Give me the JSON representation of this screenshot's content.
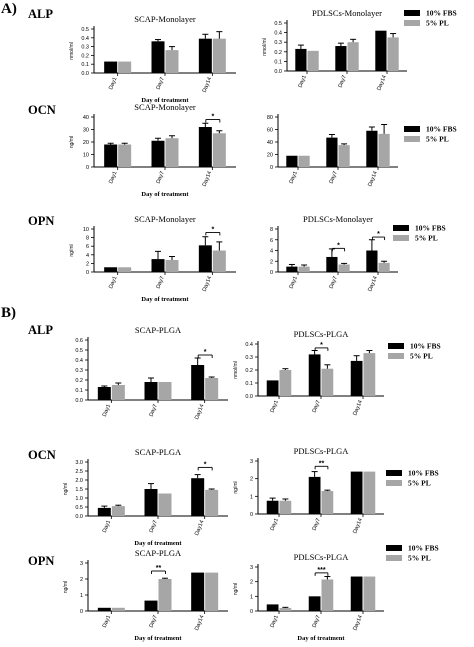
{
  "figure": {
    "panel_a": "A)",
    "panel_b": "B)",
    "legend": {
      "fbs_label": "10% FBS",
      "pl_label": "5% PL"
    },
    "colors": {
      "fbs": "#000000",
      "pl": "#a6a6a6"
    }
  },
  "chart_data": [
    {
      "type": "bar",
      "row_label": "ALP",
      "title": "SCAP-Monolayer",
      "categories": [
        "Day1",
        "Day7",
        "Day14"
      ],
      "ylabel": "nmol/ml",
      "xlabel": "Day of treatment",
      "ylim": [
        0,
        0.5
      ],
      "yticks": [
        "0.0",
        "0.1",
        "0.2",
        "0.3",
        "0.4",
        "0.5"
      ],
      "series": [
        {
          "name": "10% FBS",
          "values": [
            0.13,
            0.36,
            0.39
          ],
          "errors": [
            0.0,
            0.02,
            0.05
          ]
        },
        {
          "name": "5% PL",
          "values": [
            0.13,
            0.26,
            0.39
          ],
          "errors": [
            0.0,
            0.04,
            0.08
          ]
        }
      ],
      "brackets": []
    },
    {
      "type": "bar",
      "title": "PDLSCs-Monolayer",
      "categories": [
        "Day1",
        "Day7",
        "Day14"
      ],
      "ylabel": "nmol/ml",
      "xlabel": "",
      "ylim": [
        0,
        0.5
      ],
      "yticks": [
        "0.0",
        "0.1",
        "0.2",
        "0.3",
        "0.4",
        "0.5"
      ],
      "series": [
        {
          "name": "10% FBS",
          "values": [
            0.23,
            0.26,
            0.42
          ],
          "errors": [
            0.04,
            0.03,
            0.0
          ]
        },
        {
          "name": "5% PL",
          "values": [
            0.21,
            0.3,
            0.35
          ],
          "errors": [
            0.0,
            0.03,
            0.04
          ]
        }
      ],
      "brackets": []
    },
    {
      "type": "bar",
      "row_label": "OCN",
      "title": "SCAP-Monolayer",
      "categories": [
        "Day1",
        "Day7",
        "Day14"
      ],
      "ylabel": "ng/ml",
      "xlabel": "Day of treatment",
      "ylim": [
        0,
        40
      ],
      "yticks": [
        "0",
        "10",
        "20",
        "30",
        "40"
      ],
      "series": [
        {
          "name": "10% FBS",
          "values": [
            18,
            21,
            32
          ],
          "errors": [
            1,
            2,
            3
          ]
        },
        {
          "name": "5% PL",
          "values": [
            18,
            23,
            27
          ],
          "errors": [
            1,
            2,
            2
          ]
        }
      ],
      "brackets": [
        {
          "cat": 2,
          "level": 38,
          "text": "*"
        }
      ]
    },
    {
      "type": "bar",
      "title": "",
      "categories": [
        "Day1",
        "Day7",
        "Day14"
      ],
      "ylabel": "",
      "xlabel": "",
      "ylim": [
        0,
        80
      ],
      "yticks": [
        "0",
        "20",
        "40",
        "60",
        "80"
      ],
      "series": [
        {
          "name": "10% FBS",
          "values": [
            18,
            47,
            58
          ],
          "errors": [
            0,
            5,
            6
          ]
        },
        {
          "name": "5% PL",
          "values": [
            18,
            35,
            53
          ],
          "errors": [
            0,
            2,
            15
          ]
        }
      ],
      "brackets": []
    },
    {
      "type": "bar",
      "row_label": "OPN",
      "title": "SCAP-Monolayer",
      "categories": [
        "Day1",
        "Day7",
        "Day14"
      ],
      "ylabel": "ng/ml",
      "xlabel": "Day of treatment",
      "ylim": [
        0,
        10
      ],
      "yticks": [
        "0",
        "2",
        "4",
        "6",
        "8",
        "10"
      ],
      "series": [
        {
          "name": "10% FBS",
          "values": [
            1.1,
            3.0,
            6.2
          ],
          "errors": [
            0,
            1.8,
            2.0
          ]
        },
        {
          "name": "5% PL",
          "values": [
            1.1,
            2.8,
            5.0
          ],
          "errors": [
            0,
            0.8,
            2.0
          ]
        }
      ],
      "brackets": [
        {
          "cat": 2,
          "level": 9.2,
          "text": "*"
        }
      ]
    },
    {
      "type": "bar",
      "title": "PDLSCs-Monolayer",
      "categories": [
        "Day1",
        "Day7",
        "Day14"
      ],
      "ylabel": "",
      "xlabel": "",
      "ylim": [
        0,
        8
      ],
      "yticks": [
        "0",
        "2",
        "4",
        "6",
        "8"
      ],
      "series": [
        {
          "name": "10% FBS",
          "values": [
            1.0,
            2.8,
            4.0
          ],
          "errors": [
            0.4,
            1.5,
            2.0
          ]
        },
        {
          "name": "5% PL",
          "values": [
            1.0,
            1.4,
            1.7
          ],
          "errors": [
            0.3,
            0.2,
            0.3
          ]
        }
      ],
      "brackets": [
        {
          "cat": 1,
          "level": 4.4,
          "text": "*"
        },
        {
          "cat": 2,
          "level": 6.5,
          "text": "*"
        }
      ]
    },
    {
      "type": "bar",
      "row_label": "ALP",
      "title": "SCAP-PLGA",
      "categories": [
        "Day1",
        "Day7",
        "Day14"
      ],
      "ylabel": "",
      "xlabel": "",
      "ylim": [
        0,
        0.6
      ],
      "yticks": [
        "0.0",
        "0.1",
        "0.2",
        "0.3",
        "0.4",
        "0.5",
        "0.6"
      ],
      "series": [
        {
          "name": "10% FBS",
          "values": [
            0.13,
            0.18,
            0.35
          ],
          "errors": [
            0.01,
            0.04,
            0.07
          ]
        },
        {
          "name": "5% PL",
          "values": [
            0.15,
            0.18,
            0.22
          ],
          "errors": [
            0.02,
            0.0,
            0.01
          ]
        }
      ],
      "brackets": [
        {
          "cat": 2,
          "level": 0.45,
          "text": "*"
        }
      ]
    },
    {
      "type": "bar",
      "title": "PDLSCs-PLGA",
      "categories": [
        "Day1",
        "Day7",
        "Day14"
      ],
      "ylabel": "nmol/ml",
      "xlabel": "",
      "ylim": [
        0,
        0.4
      ],
      "yticks": [
        "0.0",
        "0.1",
        "0.2",
        "0.3",
        "0.4"
      ],
      "series": [
        {
          "name": "10% FBS",
          "values": [
            0.12,
            0.32,
            0.27
          ],
          "errors": [
            0.0,
            0.03,
            0.04
          ]
        },
        {
          "name": "5% PL",
          "values": [
            0.2,
            0.21,
            0.33
          ],
          "errors": [
            0.01,
            0.03,
            0.02
          ]
        }
      ],
      "brackets": [
        {
          "cat": 1,
          "level": 0.37,
          "text": "*"
        }
      ]
    },
    {
      "type": "bar",
      "row_label": "OCN",
      "title": "SCAP-PLGA",
      "categories": [
        "Day1",
        "Day7",
        "Day14"
      ],
      "ylabel": "ng/ml",
      "xlabel": "Day of treatment",
      "ylim": [
        0,
        3.0
      ],
      "yticks": [
        "0.0",
        "0.5",
        "1.0",
        "1.5",
        "2.0",
        "2.5",
        "3.0"
      ],
      "series": [
        {
          "name": "10% FBS",
          "values": [
            0.45,
            1.5,
            2.1
          ],
          "errors": [
            0.1,
            0.3,
            0.2
          ]
        },
        {
          "name": "5% PL",
          "values": [
            0.55,
            1.25,
            1.45
          ],
          "errors": [
            0.05,
            0.0,
            0.05
          ]
        }
      ],
      "brackets": [
        {
          "cat": 2,
          "level": 2.7,
          "text": "*"
        }
      ]
    },
    {
      "type": "bar",
      "title": "PDLSCs-PLGA",
      "categories": [
        "Day1",
        "Day7",
        "Day14"
      ],
      "ylabel": "ng/ml",
      "xlabel": "",
      "ylim": [
        0,
        3.0
      ],
      "yticks": [
        "0",
        "1",
        "2",
        "3"
      ],
      "series": [
        {
          "name": "10% FBS",
          "values": [
            0.75,
            2.1,
            2.4
          ],
          "errors": [
            0.15,
            0.3,
            0.0
          ]
        },
        {
          "name": "5% PL",
          "values": [
            0.75,
            1.3,
            2.4
          ],
          "errors": [
            0.1,
            0.05,
            0.0
          ]
        }
      ],
      "brackets": [
        {
          "cat": 1,
          "level": 2.7,
          "text": "**"
        }
      ]
    },
    {
      "type": "bar",
      "row_label": "OPN",
      "title": "SCAP-PLGA",
      "categories": [
        "Day1",
        "Day7",
        "Day14"
      ],
      "ylabel": "ng/ml",
      "xlabel": "Day of treatment",
      "ylim": [
        0,
        3
      ],
      "yticks": [
        "0",
        "1",
        "2",
        "3"
      ],
      "series": [
        {
          "name": "10% FBS",
          "values": [
            0.2,
            0.65,
            2.4
          ],
          "errors": [
            0,
            0,
            0
          ]
        },
        {
          "name": "5% PL",
          "values": [
            0.2,
            2.0,
            2.4
          ],
          "errors": [
            0,
            0.05,
            0
          ]
        }
      ],
      "brackets": [
        {
          "cat": 1,
          "level": 2.5,
          "text": "**"
        }
      ]
    },
    {
      "type": "bar",
      "title": "PDLSCs-PLGA",
      "categories": [
        "Day1",
        "Day7",
        "Day14"
      ],
      "ylabel": "ng/ml",
      "xlabel": "Day of treatment",
      "ylim": [
        0,
        3
      ],
      "yticks": [
        "0",
        "1",
        "2",
        "3"
      ],
      "series": [
        {
          "name": "10% FBS",
          "values": [
            0.45,
            1.0,
            2.35
          ],
          "errors": [
            0,
            0,
            0
          ]
        },
        {
          "name": "5% PL",
          "values": [
            0.2,
            2.15,
            2.35
          ],
          "errors": [
            0.05,
            0.2,
            0
          ]
        }
      ],
      "brackets": [
        {
          "cat": 1,
          "level": 2.6,
          "text": "***"
        }
      ]
    }
  ]
}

**What is needed:**
In the material above, how many lines hold the word "level"? Say only the number.

**Task answer:**
10